-- START OF Available records --
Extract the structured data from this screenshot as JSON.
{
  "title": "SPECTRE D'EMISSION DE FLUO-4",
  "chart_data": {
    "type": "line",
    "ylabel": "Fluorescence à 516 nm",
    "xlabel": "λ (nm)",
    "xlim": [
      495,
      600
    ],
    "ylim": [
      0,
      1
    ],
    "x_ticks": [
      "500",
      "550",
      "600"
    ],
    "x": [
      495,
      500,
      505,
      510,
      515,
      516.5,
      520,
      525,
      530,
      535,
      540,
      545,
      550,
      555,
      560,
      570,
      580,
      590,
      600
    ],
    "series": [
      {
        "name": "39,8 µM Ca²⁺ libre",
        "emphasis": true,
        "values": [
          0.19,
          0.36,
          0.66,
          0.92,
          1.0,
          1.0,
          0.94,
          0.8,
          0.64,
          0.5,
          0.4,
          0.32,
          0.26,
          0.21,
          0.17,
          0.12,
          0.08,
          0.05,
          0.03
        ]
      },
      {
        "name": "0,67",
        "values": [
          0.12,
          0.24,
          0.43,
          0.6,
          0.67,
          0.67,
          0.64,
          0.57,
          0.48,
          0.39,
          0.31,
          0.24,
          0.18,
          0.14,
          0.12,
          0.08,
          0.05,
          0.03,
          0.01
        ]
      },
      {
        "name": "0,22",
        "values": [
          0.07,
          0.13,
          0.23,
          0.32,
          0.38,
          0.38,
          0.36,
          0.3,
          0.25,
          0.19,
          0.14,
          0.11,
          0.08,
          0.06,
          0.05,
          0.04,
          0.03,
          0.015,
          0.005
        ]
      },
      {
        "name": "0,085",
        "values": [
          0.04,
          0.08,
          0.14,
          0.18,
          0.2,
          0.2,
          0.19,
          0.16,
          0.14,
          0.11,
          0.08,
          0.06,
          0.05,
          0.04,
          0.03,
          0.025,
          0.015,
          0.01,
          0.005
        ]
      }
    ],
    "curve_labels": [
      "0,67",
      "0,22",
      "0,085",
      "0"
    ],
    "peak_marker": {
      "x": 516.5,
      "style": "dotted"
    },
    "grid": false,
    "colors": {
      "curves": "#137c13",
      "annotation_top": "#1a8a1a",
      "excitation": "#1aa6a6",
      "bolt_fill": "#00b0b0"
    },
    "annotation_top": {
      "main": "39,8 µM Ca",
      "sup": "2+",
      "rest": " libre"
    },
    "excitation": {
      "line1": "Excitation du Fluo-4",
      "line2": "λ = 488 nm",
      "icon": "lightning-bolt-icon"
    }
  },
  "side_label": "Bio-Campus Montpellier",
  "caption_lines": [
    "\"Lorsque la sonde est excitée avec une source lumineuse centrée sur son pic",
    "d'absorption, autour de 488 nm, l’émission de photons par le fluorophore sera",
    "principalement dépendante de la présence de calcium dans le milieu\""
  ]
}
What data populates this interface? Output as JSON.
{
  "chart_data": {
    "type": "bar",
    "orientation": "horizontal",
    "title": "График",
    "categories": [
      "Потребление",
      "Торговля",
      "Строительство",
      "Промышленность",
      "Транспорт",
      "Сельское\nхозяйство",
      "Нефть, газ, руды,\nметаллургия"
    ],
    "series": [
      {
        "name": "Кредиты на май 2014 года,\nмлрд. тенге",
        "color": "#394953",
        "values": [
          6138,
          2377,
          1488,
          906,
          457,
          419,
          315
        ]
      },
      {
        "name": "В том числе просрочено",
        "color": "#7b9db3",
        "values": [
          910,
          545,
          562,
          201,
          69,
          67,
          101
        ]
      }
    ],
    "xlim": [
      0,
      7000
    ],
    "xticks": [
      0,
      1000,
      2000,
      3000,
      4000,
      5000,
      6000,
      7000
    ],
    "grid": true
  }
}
-- END OF Available records --
Exercise task
Copy every line from the entries that contains the word "JSON".

Written response
Extract the structured data from this screenshot as JSON.
What data populates this interface? Output as JSON.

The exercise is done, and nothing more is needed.